Data excerpts:

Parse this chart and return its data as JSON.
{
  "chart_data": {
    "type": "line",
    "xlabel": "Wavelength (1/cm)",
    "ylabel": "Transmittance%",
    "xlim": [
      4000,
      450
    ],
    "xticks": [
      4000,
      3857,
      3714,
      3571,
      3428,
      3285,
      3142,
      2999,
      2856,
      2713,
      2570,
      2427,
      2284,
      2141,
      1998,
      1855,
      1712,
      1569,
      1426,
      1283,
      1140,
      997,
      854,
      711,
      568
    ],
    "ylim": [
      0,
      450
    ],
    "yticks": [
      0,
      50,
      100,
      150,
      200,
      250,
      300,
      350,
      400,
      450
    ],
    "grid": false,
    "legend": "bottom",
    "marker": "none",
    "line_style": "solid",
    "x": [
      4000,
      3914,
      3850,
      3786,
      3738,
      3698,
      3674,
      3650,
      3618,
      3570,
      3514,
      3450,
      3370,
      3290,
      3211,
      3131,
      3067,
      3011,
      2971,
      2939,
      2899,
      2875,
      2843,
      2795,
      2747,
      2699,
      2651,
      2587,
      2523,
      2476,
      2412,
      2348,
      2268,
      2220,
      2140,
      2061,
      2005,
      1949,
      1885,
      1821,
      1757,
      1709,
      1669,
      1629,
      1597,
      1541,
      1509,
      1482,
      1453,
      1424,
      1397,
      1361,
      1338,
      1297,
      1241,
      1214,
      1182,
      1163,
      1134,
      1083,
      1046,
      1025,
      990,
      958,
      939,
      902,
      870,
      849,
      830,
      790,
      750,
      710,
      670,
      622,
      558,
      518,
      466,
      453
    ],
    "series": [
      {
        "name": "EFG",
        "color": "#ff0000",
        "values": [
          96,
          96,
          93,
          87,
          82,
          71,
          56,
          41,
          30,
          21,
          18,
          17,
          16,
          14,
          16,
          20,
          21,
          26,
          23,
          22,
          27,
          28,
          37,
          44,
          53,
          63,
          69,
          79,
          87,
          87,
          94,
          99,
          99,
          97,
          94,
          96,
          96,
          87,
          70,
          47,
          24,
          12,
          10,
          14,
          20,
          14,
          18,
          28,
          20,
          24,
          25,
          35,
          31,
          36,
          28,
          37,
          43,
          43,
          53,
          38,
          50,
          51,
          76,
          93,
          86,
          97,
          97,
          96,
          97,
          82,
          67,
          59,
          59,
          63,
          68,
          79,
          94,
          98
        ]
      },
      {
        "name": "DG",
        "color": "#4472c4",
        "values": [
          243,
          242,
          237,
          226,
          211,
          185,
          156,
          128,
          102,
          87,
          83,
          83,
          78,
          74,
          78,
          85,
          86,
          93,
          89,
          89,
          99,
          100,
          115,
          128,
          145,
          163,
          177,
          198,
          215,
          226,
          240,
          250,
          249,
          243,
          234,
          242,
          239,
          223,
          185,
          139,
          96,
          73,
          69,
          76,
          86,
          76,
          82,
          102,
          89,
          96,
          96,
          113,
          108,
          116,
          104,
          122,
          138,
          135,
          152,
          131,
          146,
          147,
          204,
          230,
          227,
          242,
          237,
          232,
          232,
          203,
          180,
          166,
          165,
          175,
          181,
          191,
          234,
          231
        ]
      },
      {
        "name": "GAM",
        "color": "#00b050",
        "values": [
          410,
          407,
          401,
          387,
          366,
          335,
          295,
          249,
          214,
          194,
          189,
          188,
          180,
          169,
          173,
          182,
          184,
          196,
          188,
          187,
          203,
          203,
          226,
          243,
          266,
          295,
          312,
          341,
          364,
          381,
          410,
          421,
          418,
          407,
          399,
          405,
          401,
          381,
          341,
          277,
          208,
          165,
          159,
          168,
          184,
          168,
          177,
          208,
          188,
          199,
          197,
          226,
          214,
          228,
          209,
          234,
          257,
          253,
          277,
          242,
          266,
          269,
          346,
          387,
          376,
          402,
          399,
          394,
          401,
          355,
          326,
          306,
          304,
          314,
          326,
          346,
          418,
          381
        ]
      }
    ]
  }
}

Written request: Repeat the data above exactly.

Full answer:
Parse this chart and return its data as JSON.
{
  "chart_data": {
    "type": "line",
    "xlabel": "Wavelength (1/cm)",
    "ylabel": "Transmittance%",
    "xlim": [
      4000,
      450
    ],
    "xticks": [
      4000,
      3857,
      3714,
      3571,
      3428,
      3285,
      3142,
      2999,
      2856,
      2713,
      2570,
      2427,
      2284,
      2141,
      1998,
      1855,
      1712,
      1569,
      1426,
      1283,
      1140,
      997,
      854,
      711,
      568
    ],
    "ylim": [
      0,
      450
    ],
    "yticks": [
      0,
      50,
      100,
      150,
      200,
      250,
      300,
      350,
      400,
      450
    ],
    "grid": false,
    "legend": "bottom",
    "marker": "none",
    "line_style": "solid",
    "x": [
      4000,
      3914,
      3850,
      3786,
      3738,
      3698,
      3674,
      3650,
      3618,
      3570,
      3514,
      3450,
      3370,
      3290,
      3211,
      3131,
      3067,
      3011,
      2971,
      2939,
      2899,
      2875,
      2843,
      2795,
      2747,
      2699,
      2651,
      2587,
      2523,
      2476,
      2412,
      2348,
      2268,
      2220,
      2140,
      2061,
      2005,
      1949,
      1885,
      1821,
      1757,
      1709,
      1669,
      1629,
      1597,
      1541,
      1509,
      1482,
      1453,
      1424,
      1397,
      1361,
      1338,
      1297,
      1241,
      1214,
      1182,
      1163,
      1134,
      1083,
      1046,
      1025,
      990,
      958,
      939,
      902,
      870,
      849,
      830,
      790,
      750,
      710,
      670,
      622,
      558,
      518,
      466,
      453
    ],
    "series": [
      {
        "name": "EFG",
        "color": "#ff0000",
        "values": [
          96,
          96,
          93,
          87,
          82,
          71,
          56,
          41,
          30,
          21,
          18,
          17,
          16,
          14,
          16,
          20,
          21,
          26,
          23,
          22,
          27,
          28,
          37,
          44,
          53,
          63,
          69,
          79,
          87,
          87,
          94,
          99,
          99,
          97,
          94,
          96,
          96,
          87,
          70,
          47,
          24,
          12,
          10,
          14,
          20,
          14,
          18,
          28,
          20,
          24,
          25,
          35,
          31,
          36,
          28,
          37,
          43,
          43,
          53,
          38,
          50,
          51,
          76,
          93,
          86,
          97,
          97,
          96,
          97,
          82,
          67,
          59,
          59,
          63,
          68,
          79,
          94,
          98
        ]
      },
      {
        "name": "DG",
        "color": "#4472c4",
        "values": [
          243,
          242,
          237,
          226,
          211,
          185,
          156,
          128,
          102,
          87,
          83,
          83,
          78,
          74,
          78,
          85,
          86,
          93,
          89,
          89,
          99,
          100,
          115,
          128,
          145,
          163,
          177,
          198,
          215,
          226,
          240,
          250,
          249,
          243,
          234,
          242,
          239,
          223,
          185,
          139,
          96,
          73,
          69,
          76,
          86,
          76,
          82,
          102,
          89,
          96,
          96,
          113,
          108,
          116,
          104,
          122,
          138,
          135,
          152,
          131,
          146,
          147,
          204,
          230,
          227,
          242,
          237,
          232,
          232,
          203,
          180,
          166,
          165,
          175,
          181,
          191,
          234,
          231
        ]
      },
      {
        "name": "GAM",
        "color": "#00b050",
        "values": [
          410,
          407,
          401,
          387,
          366,
          335,
          295,
          249,
          214,
          194,
          189,
          188,
          180,
          169,
          173,
          182,
          184,
          196,
          188,
          187,
          203,
          203,
          226,
          243,
          266,
          295,
          312,
          341,
          364,
          381,
          410,
          421,
          418,
          407,
          399,
          405,
          401,
          381,
          341,
          277,
          208,
          165,
          159,
          168,
          184,
          168,
          177,
          208,
          188,
          199,
          197,
          226,
          214,
          228,
          209,
          234,
          257,
          253,
          277,
          242,
          266,
          269,
          346,
          387,
          376,
          402,
          399,
          394,
          401,
          355,
          326,
          306,
          304,
          314,
          326,
          346,
          418,
          381
        ]
      }
    ]
  }
}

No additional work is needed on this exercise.